--- START OF Data provided ---

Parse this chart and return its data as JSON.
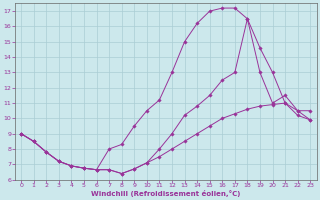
{
  "xlabel": "Windchill (Refroidissement éolien,°C)",
  "background_color": "#cce8ec",
  "grid_color": "#aacdd4",
  "line_color": "#993399",
  "xlim": [
    -0.5,
    23.5
  ],
  "ylim": [
    6,
    17.5
  ],
  "xticks": [
    0,
    1,
    2,
    3,
    4,
    5,
    6,
    7,
    8,
    9,
    10,
    11,
    12,
    13,
    14,
    15,
    16,
    17,
    18,
    19,
    20,
    21,
    22,
    23
  ],
  "yticks": [
    6,
    7,
    8,
    9,
    10,
    11,
    12,
    13,
    14,
    15,
    16,
    17
  ],
  "curve1_x": [
    0,
    1,
    2,
    3,
    4,
    5,
    6,
    7,
    8,
    9,
    10,
    11,
    12,
    13,
    14,
    15,
    16,
    17,
    18,
    19,
    20,
    21,
    22,
    23
  ],
  "curve1_y": [
    9.0,
    8.5,
    7.8,
    7.2,
    6.9,
    6.75,
    6.65,
    6.65,
    6.4,
    6.7,
    7.1,
    7.5,
    8.0,
    8.5,
    9.0,
    9.5,
    10.0,
    10.3,
    10.6,
    10.8,
    10.9,
    11.0,
    10.2,
    9.9
  ],
  "curve2_x": [
    0,
    1,
    2,
    3,
    4,
    5,
    6,
    7,
    8,
    9,
    10,
    11,
    12,
    13,
    14,
    15,
    16,
    17,
    18,
    19,
    20,
    21,
    22,
    23
  ],
  "curve2_y": [
    9.0,
    8.5,
    7.8,
    7.2,
    6.9,
    6.75,
    6.65,
    8.0,
    8.3,
    9.5,
    10.5,
    11.2,
    13.0,
    15.0,
    16.2,
    17.0,
    17.2,
    17.2,
    16.5,
    14.6,
    13.0,
    11.0,
    10.5,
    9.9
  ],
  "curve3_x": [
    0,
    1,
    2,
    3,
    4,
    5,
    6,
    7,
    8,
    9,
    10,
    11,
    12,
    13,
    14,
    15,
    16,
    17,
    18,
    19,
    20,
    21,
    22,
    23
  ],
  "curve3_y": [
    9.0,
    8.5,
    7.8,
    7.2,
    6.9,
    6.75,
    6.65,
    6.65,
    6.4,
    6.7,
    7.1,
    8.0,
    9.0,
    10.2,
    10.8,
    11.5,
    12.5,
    13.0,
    16.5,
    13.0,
    11.0,
    11.5,
    10.5,
    10.5
  ]
}
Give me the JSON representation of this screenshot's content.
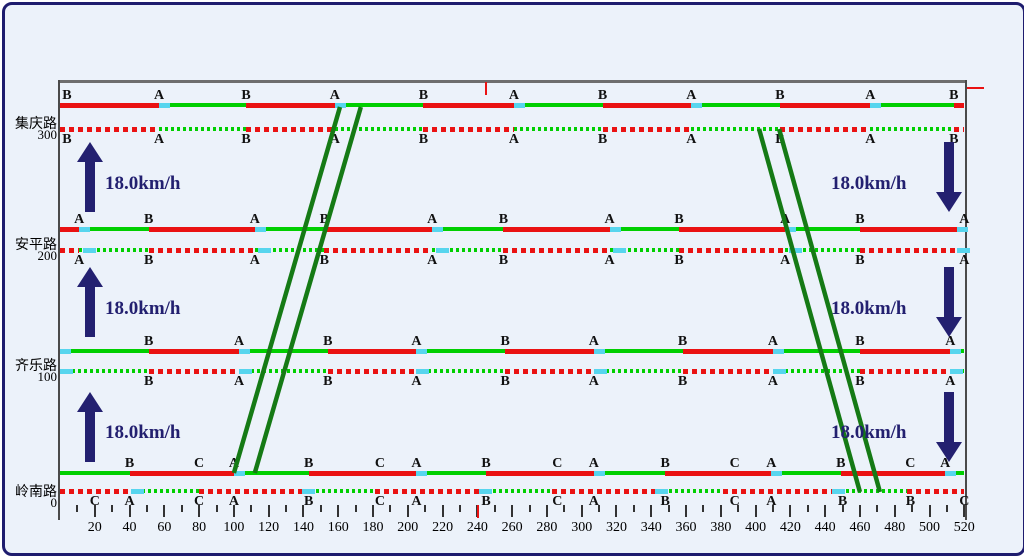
{
  "chart_data": {
    "type": "line",
    "subtype": "traffic-signal-time-space-diagram",
    "title": "",
    "xlabel": "",
    "ylabel": "",
    "x_range": [
      0,
      520
    ],
    "x_major_tick_step": 20,
    "x_minor_tick_step": 10,
    "x_tick_labels": [
      20,
      40,
      60,
      80,
      100,
      120,
      140,
      160,
      180,
      200,
      220,
      240,
      260,
      280,
      300,
      320,
      340,
      360,
      380,
      400,
      420,
      440,
      460,
      480,
      500,
      520
    ],
    "grid": "off",
    "cycle_marker_time": 240,
    "roads": [
      {
        "name": "集庆路",
        "position_label": "300",
        "position_m": 300,
        "solid_segments": [
          [
            "r",
            0,
            57
          ],
          [
            "g",
            57,
            107
          ],
          [
            "r",
            107,
            158
          ],
          [
            "g",
            158,
            209
          ],
          [
            "r",
            209,
            261
          ],
          [
            "g",
            261,
            312
          ],
          [
            "r",
            312,
            363
          ],
          [
            "g",
            363,
            414
          ],
          [
            "r",
            414,
            466
          ],
          [
            "g",
            466,
            514
          ],
          [
            "r",
            514,
            520
          ]
        ],
        "solid_letters": [
          [
            4,
            "B"
          ],
          [
            57,
            "A"
          ],
          [
            107,
            "B"
          ],
          [
            158,
            "A"
          ],
          [
            209,
            "B"
          ],
          [
            261,
            "A"
          ],
          [
            312,
            "B"
          ],
          [
            363,
            "A"
          ],
          [
            414,
            "B"
          ],
          [
            466,
            "A"
          ],
          [
            514,
            "B"
          ]
        ],
        "solid_markers": [
          57,
          158,
          261,
          363,
          466
        ],
        "dotted_letters": [
          [
            4,
            "B"
          ],
          [
            57,
            "A"
          ],
          [
            107,
            "B"
          ],
          [
            158,
            "A"
          ],
          [
            209,
            "B"
          ],
          [
            261,
            "A"
          ],
          [
            312,
            "B"
          ],
          [
            363,
            "A"
          ],
          [
            414,
            "B"
          ],
          [
            466,
            "A"
          ],
          [
            514,
            "B"
          ]
        ],
        "dotted_markers": []
      },
      {
        "name": "安平路",
        "position_label": "200",
        "position_m": 200,
        "solid_segments": [
          [
            "r",
            0,
            11
          ],
          [
            "g",
            11,
            51
          ],
          [
            "r",
            51,
            112
          ],
          [
            "g",
            112,
            152
          ],
          [
            "r",
            152,
            214
          ],
          [
            "g",
            214,
            255
          ],
          [
            "r",
            255,
            316
          ],
          [
            "g",
            316,
            356
          ],
          [
            "r",
            356,
            417
          ],
          [
            "g",
            417,
            460
          ],
          [
            "r",
            460,
            520
          ]
        ],
        "solid_letters": [
          [
            11,
            "A"
          ],
          [
            51,
            "B"
          ],
          [
            112,
            "A"
          ],
          [
            152,
            "B"
          ],
          [
            214,
            "A"
          ],
          [
            255,
            "B"
          ],
          [
            316,
            "A"
          ],
          [
            356,
            "B"
          ],
          [
            417,
            "A"
          ],
          [
            460,
            "B"
          ],
          [
            520,
            "A"
          ]
        ],
        "solid_markers": [
          11,
          112,
          214,
          316,
          417,
          516
        ],
        "dotted_letters": [
          [
            11,
            "A"
          ],
          [
            51,
            "B"
          ],
          [
            112,
            "A"
          ],
          [
            152,
            "B"
          ],
          [
            214,
            "A"
          ],
          [
            255,
            "B"
          ],
          [
            316,
            "A"
          ],
          [
            356,
            "B"
          ],
          [
            417,
            "A"
          ],
          [
            460,
            "B"
          ],
          [
            520,
            "A"
          ]
        ],
        "dotted_markers": [
          13,
          114,
          216,
          318,
          419,
          516
        ]
      },
      {
        "name": "齐乐路",
        "position_label": "100",
        "position_m": 100,
        "solid_segments": [
          [
            "g",
            0,
            51
          ],
          [
            "r",
            51,
            103
          ],
          [
            "g",
            103,
            154
          ],
          [
            "r",
            154,
            205
          ],
          [
            "g",
            205,
            256
          ],
          [
            "r",
            256,
            307
          ],
          [
            "g",
            307,
            358
          ],
          [
            "r",
            358,
            410
          ],
          [
            "g",
            410,
            460
          ],
          [
            "r",
            460,
            512
          ],
          [
            "g",
            512,
            520
          ]
        ],
        "solid_letters": [
          [
            51,
            "B"
          ],
          [
            103,
            "A"
          ],
          [
            154,
            "B"
          ],
          [
            205,
            "A"
          ],
          [
            256,
            "B"
          ],
          [
            307,
            "A"
          ],
          [
            358,
            "B"
          ],
          [
            410,
            "A"
          ],
          [
            460,
            "B"
          ],
          [
            512,
            "A"
          ]
        ],
        "solid_markers": [
          0,
          103,
          205,
          307,
          410,
          512
        ],
        "dotted_letters": [
          [
            51,
            "B"
          ],
          [
            103,
            "A"
          ],
          [
            154,
            "B"
          ],
          [
            205,
            "A"
          ],
          [
            256,
            "B"
          ],
          [
            307,
            "A"
          ],
          [
            358,
            "B"
          ],
          [
            410,
            "A"
          ],
          [
            460,
            "B"
          ],
          [
            512,
            "A"
          ]
        ],
        "dotted_markers": [
          0,
          103,
          205,
          307,
          410,
          512
        ]
      },
      {
        "name": "岭南路",
        "position_label": "0",
        "position_m": 0,
        "solid_segments": [
          [
            "g",
            0,
            40
          ],
          [
            "r",
            40,
            100
          ],
          [
            "g",
            100,
            143
          ],
          [
            "r",
            143,
            205
          ],
          [
            "g",
            205,
            245
          ],
          [
            "r",
            245,
            307
          ],
          [
            "g",
            307,
            348
          ],
          [
            "r",
            348,
            409
          ],
          [
            "g",
            409,
            449
          ],
          [
            "r",
            449,
            509
          ],
          [
            "g",
            509,
            520
          ]
        ],
        "solid_letters": [
          [
            40,
            "B"
          ],
          [
            80,
            "C"
          ],
          [
            100,
            "A"
          ],
          [
            143,
            "B"
          ],
          [
            184,
            "C"
          ],
          [
            205,
            "A"
          ],
          [
            245,
            "B"
          ],
          [
            286,
            "C"
          ],
          [
            307,
            "A"
          ],
          [
            348,
            "B"
          ],
          [
            388,
            "C"
          ],
          [
            409,
            "A"
          ],
          [
            449,
            "B"
          ],
          [
            489,
            "C"
          ],
          [
            509,
            "A"
          ]
        ],
        "solid_markers": [
          100,
          205,
          307,
          409,
          509
        ],
        "dotted_segments": [
          [
            "r",
            0,
            41
          ],
          [
            "g",
            47,
            80
          ],
          [
            "r",
            80,
            139
          ],
          [
            "g",
            147,
            181
          ],
          [
            "r",
            181,
            241
          ],
          [
            "g",
            249,
            283
          ],
          [
            "r",
            283,
            342
          ],
          [
            "g",
            350,
            381
          ],
          [
            "r",
            381,
            444
          ],
          [
            "g",
            452,
            487
          ],
          [
            "r",
            487,
            520
          ]
        ],
        "dotted_letters": [
          [
            20,
            "C"
          ],
          [
            40,
            "A"
          ],
          [
            80,
            "C"
          ],
          [
            100,
            "A"
          ],
          [
            143,
            "B"
          ],
          [
            184,
            "C"
          ],
          [
            205,
            "A"
          ],
          [
            245,
            "B"
          ],
          [
            286,
            "C"
          ],
          [
            307,
            "A"
          ],
          [
            348,
            "B"
          ],
          [
            388,
            "C"
          ],
          [
            409,
            "A"
          ],
          [
            450,
            "B"
          ],
          [
            489,
            "B"
          ],
          [
            520,
            "C"
          ]
        ],
        "dotted_markers": [
          41,
          139,
          241,
          342,
          444
        ]
      }
    ],
    "trajectories": [
      {
        "direction": "up",
        "t_start": 100,
        "t_end": 161,
        "from_m": 0,
        "to_m": 300,
        "attach": "solid"
      },
      {
        "direction": "up",
        "t_start": 112,
        "t_end": 173,
        "from_m": 0,
        "to_m": 300,
        "attach": "solid"
      },
      {
        "direction": "down",
        "t_start": 402,
        "t_end": 460,
        "from_m": 300,
        "to_m": 0,
        "attach": "dotted"
      },
      {
        "direction": "down",
        "t_start": 413.5,
        "t_end": 471.5,
        "from_m": 300,
        "to_m": 0,
        "attach": "dotted"
      }
    ],
    "speed_arrows": [
      {
        "side": "left",
        "slot": 0,
        "direction": "up",
        "label": "18.0km/h"
      },
      {
        "side": "left",
        "slot": 1,
        "direction": "up",
        "label": "18.0km/h"
      },
      {
        "side": "left",
        "slot": 2,
        "direction": "up",
        "label": "18.0km/h"
      },
      {
        "side": "right",
        "slot": 0,
        "direction": "down",
        "label": "18.0km/h"
      },
      {
        "side": "right",
        "slot": 1,
        "direction": "down",
        "label": "18.0km/h"
      },
      {
        "side": "right",
        "slot": 2,
        "direction": "down",
        "label": "18.0km/h"
      }
    ],
    "colors": {
      "background": "#ecf2fa",
      "frame": "#1e1c6e",
      "green_band": "#00cf00",
      "red_band": "#ea1212",
      "cyan_marker": "#57d5ee",
      "trajectory_green": "#157a15",
      "arrow_navy": "#232070",
      "letter_black": "#111111"
    }
  }
}
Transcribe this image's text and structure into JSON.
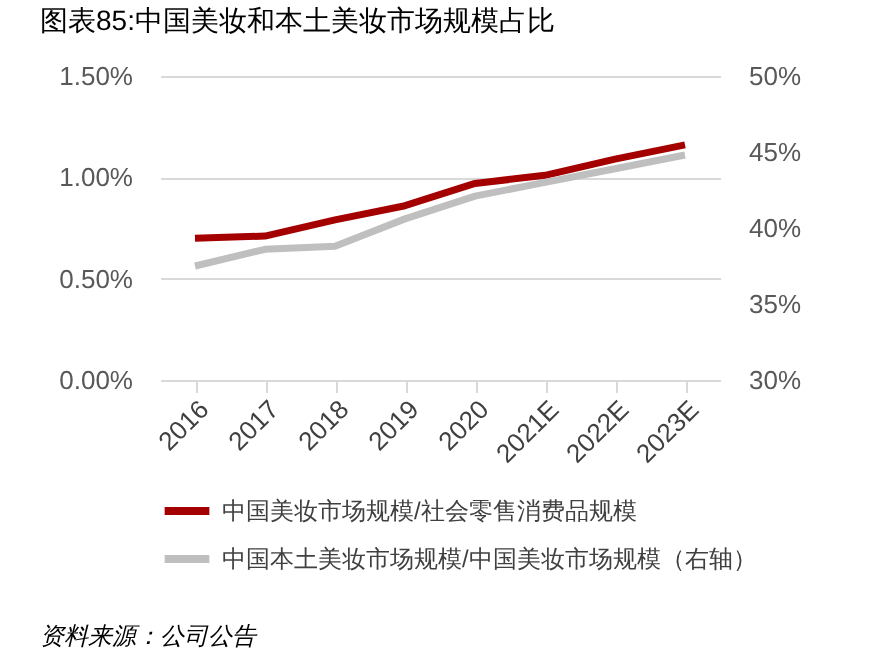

--- END OF Data provided ---

Give only the number of lines in the entries that contain "xlabel".

__Exercise answer__. 2